Dataset records:
** begin **

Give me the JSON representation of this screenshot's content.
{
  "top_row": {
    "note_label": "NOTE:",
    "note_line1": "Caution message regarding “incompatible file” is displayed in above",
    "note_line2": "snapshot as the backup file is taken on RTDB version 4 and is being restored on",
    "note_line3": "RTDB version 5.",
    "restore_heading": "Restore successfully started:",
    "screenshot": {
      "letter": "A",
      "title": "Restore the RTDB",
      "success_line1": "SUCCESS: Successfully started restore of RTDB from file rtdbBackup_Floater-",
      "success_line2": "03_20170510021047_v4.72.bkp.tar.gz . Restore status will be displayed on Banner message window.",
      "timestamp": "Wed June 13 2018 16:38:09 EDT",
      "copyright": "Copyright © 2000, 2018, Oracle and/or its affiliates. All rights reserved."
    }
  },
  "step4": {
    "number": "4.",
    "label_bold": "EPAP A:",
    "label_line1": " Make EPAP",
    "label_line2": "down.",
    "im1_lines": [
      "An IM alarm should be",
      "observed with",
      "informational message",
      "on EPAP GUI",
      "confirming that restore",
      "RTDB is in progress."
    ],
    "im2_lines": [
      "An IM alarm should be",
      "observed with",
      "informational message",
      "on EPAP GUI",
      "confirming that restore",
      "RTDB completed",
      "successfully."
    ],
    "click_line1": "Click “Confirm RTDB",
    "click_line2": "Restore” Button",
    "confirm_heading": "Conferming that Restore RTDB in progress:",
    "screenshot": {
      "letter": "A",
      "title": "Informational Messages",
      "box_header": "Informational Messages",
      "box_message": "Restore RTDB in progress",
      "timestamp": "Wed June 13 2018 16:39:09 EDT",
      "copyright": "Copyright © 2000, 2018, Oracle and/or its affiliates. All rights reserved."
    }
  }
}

** end **
** begin **

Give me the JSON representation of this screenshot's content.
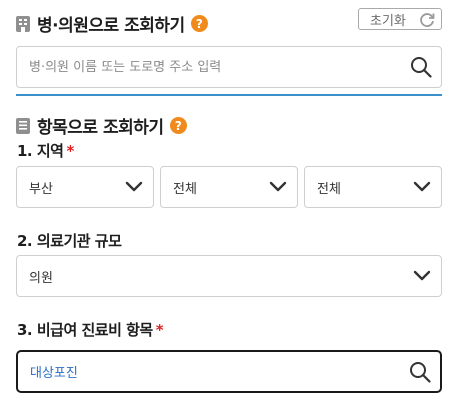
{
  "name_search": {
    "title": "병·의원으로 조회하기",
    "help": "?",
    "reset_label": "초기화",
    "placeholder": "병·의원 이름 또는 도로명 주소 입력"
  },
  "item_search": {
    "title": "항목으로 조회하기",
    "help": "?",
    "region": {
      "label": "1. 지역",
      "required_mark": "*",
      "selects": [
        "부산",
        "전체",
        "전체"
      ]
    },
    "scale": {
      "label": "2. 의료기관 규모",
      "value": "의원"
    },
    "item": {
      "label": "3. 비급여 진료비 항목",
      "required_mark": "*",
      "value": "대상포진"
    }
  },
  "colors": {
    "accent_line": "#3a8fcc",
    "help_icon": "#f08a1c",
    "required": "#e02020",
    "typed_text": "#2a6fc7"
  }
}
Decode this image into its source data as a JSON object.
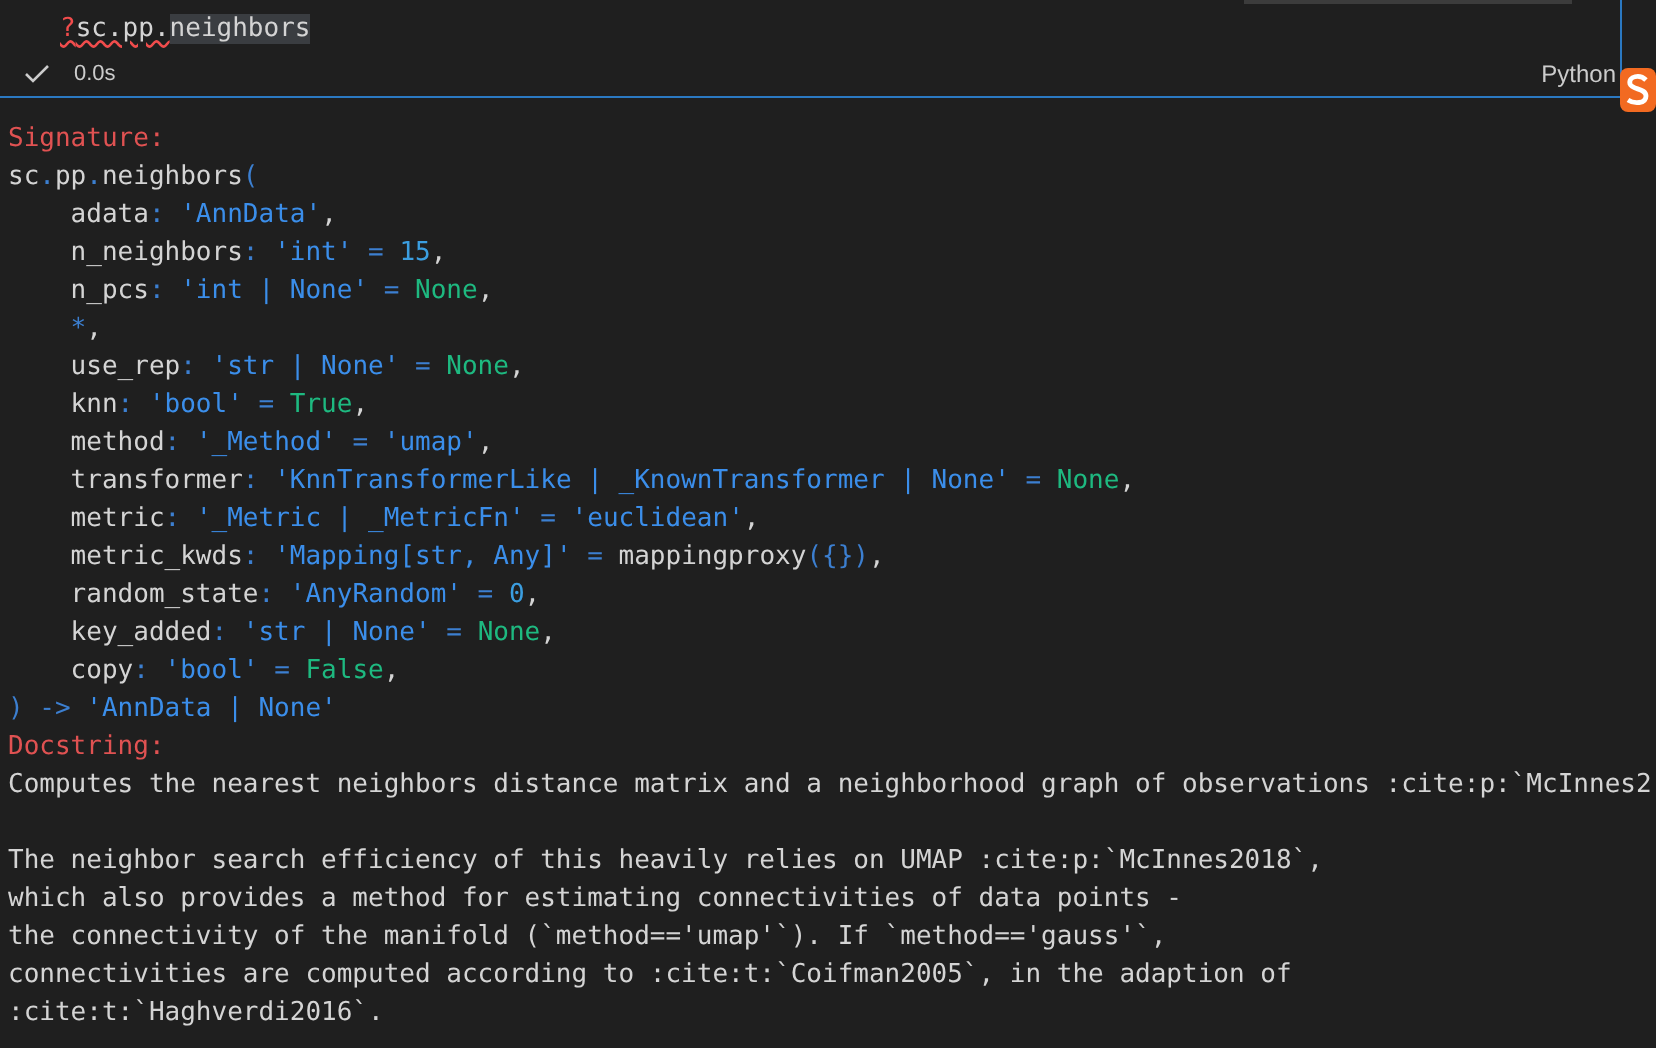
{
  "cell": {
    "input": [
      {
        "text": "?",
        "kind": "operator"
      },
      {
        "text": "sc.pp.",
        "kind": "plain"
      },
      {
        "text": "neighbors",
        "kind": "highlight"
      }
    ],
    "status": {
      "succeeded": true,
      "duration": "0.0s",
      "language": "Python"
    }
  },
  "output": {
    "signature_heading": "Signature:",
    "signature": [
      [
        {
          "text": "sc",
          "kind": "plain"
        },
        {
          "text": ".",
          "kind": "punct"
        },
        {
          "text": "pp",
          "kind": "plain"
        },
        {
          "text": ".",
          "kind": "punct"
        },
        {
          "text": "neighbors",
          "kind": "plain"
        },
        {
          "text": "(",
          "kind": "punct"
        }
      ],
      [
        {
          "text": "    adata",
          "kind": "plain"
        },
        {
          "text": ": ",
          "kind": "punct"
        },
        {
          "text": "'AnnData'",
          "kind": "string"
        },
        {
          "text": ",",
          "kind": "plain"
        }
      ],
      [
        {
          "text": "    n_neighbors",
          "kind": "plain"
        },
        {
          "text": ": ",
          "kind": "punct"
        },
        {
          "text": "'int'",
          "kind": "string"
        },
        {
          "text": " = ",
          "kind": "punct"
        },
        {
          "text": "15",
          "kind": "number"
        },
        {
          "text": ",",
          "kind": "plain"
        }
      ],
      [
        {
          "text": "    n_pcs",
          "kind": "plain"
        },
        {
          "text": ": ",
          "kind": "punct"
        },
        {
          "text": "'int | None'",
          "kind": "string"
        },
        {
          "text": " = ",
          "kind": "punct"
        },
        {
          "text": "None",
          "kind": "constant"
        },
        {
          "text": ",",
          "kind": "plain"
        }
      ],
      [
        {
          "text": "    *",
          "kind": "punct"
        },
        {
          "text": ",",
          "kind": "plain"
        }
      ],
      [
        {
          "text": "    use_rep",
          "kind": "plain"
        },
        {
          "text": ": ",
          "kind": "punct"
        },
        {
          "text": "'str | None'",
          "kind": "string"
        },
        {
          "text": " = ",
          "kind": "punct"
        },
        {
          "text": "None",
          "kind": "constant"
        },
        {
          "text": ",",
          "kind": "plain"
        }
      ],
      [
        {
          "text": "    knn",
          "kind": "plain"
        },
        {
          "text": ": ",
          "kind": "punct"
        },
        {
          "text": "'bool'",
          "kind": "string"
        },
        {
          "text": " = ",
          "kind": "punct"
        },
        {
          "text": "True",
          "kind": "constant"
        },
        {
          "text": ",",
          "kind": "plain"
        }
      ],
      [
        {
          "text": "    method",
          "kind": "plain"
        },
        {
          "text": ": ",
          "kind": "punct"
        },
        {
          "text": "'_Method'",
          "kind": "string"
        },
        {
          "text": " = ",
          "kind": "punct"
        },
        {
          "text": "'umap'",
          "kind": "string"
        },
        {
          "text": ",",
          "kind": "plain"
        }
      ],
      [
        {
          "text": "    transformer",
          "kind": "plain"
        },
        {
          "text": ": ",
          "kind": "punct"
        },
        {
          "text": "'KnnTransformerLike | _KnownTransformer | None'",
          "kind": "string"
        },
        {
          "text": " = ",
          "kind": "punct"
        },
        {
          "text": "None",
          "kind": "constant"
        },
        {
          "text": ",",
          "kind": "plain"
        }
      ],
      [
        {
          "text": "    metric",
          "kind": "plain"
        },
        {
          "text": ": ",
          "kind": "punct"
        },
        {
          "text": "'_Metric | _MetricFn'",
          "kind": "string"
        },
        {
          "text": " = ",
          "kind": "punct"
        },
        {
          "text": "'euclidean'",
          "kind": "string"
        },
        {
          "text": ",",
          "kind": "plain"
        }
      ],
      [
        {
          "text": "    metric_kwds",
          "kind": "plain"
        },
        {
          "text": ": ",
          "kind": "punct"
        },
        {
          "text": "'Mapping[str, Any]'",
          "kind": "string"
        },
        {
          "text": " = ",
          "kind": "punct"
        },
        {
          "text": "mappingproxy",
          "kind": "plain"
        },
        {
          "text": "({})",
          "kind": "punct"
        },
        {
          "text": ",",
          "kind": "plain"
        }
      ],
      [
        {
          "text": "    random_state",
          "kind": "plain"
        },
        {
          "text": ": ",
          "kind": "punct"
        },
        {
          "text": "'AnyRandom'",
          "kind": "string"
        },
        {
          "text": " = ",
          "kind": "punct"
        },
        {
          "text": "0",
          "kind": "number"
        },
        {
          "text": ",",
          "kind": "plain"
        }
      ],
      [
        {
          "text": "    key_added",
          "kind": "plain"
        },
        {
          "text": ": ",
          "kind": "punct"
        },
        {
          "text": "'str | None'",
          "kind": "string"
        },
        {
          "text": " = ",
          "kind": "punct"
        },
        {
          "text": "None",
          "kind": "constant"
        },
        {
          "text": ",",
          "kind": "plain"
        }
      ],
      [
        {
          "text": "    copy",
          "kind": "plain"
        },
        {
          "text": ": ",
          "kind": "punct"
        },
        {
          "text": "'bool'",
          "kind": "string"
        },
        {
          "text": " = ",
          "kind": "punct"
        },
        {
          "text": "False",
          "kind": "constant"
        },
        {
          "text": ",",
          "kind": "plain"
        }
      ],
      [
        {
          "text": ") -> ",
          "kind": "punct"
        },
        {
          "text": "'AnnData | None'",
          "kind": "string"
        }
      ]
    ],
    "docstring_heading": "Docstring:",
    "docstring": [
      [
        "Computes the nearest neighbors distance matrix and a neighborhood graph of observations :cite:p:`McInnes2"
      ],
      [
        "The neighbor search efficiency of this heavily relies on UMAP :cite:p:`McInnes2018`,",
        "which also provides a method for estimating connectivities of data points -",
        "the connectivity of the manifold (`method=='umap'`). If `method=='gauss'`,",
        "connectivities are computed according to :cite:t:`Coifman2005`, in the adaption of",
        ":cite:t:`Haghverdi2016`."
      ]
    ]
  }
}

** end **
** begin **

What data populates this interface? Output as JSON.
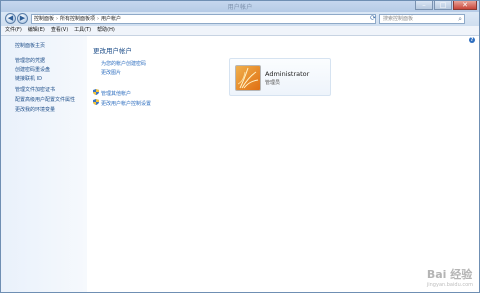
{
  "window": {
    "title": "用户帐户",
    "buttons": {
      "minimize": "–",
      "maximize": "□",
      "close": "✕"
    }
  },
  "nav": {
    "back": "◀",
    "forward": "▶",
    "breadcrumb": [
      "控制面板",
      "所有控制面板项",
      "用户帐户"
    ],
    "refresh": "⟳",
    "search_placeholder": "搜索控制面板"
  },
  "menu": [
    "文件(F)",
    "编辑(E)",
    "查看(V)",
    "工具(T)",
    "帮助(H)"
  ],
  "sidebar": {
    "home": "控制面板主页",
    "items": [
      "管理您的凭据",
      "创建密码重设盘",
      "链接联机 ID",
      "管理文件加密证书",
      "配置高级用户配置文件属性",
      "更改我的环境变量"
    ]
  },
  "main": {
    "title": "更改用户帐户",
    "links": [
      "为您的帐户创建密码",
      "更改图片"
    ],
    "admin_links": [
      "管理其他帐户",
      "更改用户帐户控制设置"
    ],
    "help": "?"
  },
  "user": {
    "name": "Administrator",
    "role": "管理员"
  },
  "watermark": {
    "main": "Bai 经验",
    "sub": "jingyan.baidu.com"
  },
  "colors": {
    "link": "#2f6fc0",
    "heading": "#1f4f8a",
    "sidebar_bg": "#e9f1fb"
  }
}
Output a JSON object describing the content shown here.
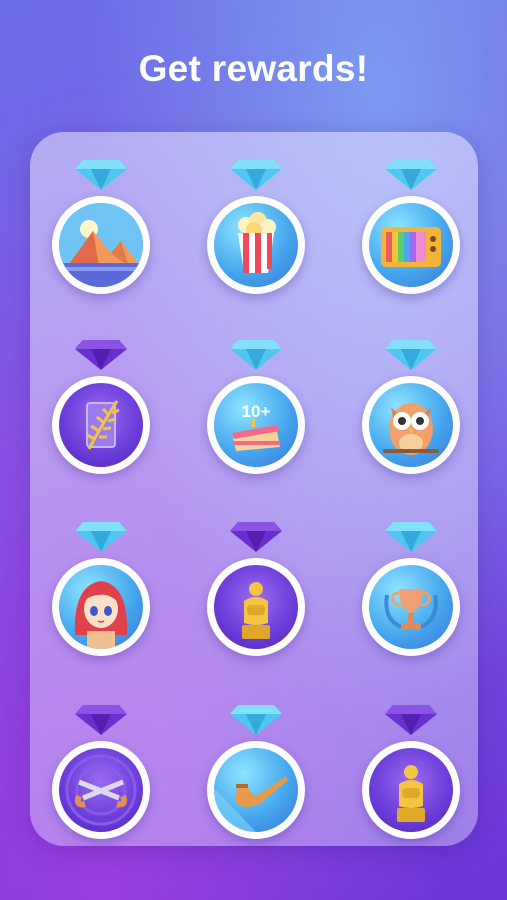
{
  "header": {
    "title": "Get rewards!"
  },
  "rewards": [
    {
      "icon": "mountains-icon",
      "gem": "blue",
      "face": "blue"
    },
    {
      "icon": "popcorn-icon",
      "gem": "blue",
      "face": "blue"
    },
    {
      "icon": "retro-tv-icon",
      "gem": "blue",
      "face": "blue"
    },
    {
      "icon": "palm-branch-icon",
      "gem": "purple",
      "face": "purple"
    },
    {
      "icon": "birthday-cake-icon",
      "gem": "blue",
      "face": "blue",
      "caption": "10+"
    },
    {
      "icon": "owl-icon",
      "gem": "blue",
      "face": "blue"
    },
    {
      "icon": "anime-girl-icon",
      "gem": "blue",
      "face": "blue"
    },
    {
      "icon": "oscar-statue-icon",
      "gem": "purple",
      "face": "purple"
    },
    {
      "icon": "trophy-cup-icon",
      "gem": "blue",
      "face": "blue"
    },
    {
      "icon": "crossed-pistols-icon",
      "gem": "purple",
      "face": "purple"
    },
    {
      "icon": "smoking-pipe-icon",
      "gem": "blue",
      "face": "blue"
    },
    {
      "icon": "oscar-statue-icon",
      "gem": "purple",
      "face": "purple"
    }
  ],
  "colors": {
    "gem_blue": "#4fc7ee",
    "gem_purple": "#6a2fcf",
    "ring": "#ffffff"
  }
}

** end **

Pull out all lines containing "title".

      "title": "Restore the RTDB",
      "title": "Informational Messages",
    "title": "병·의원으로 조회하기",
    "title": "항목으로 조회하기",
    "title": "用户帐户",
    "title": "更改用户帐户",
    "title": "Get rewards!"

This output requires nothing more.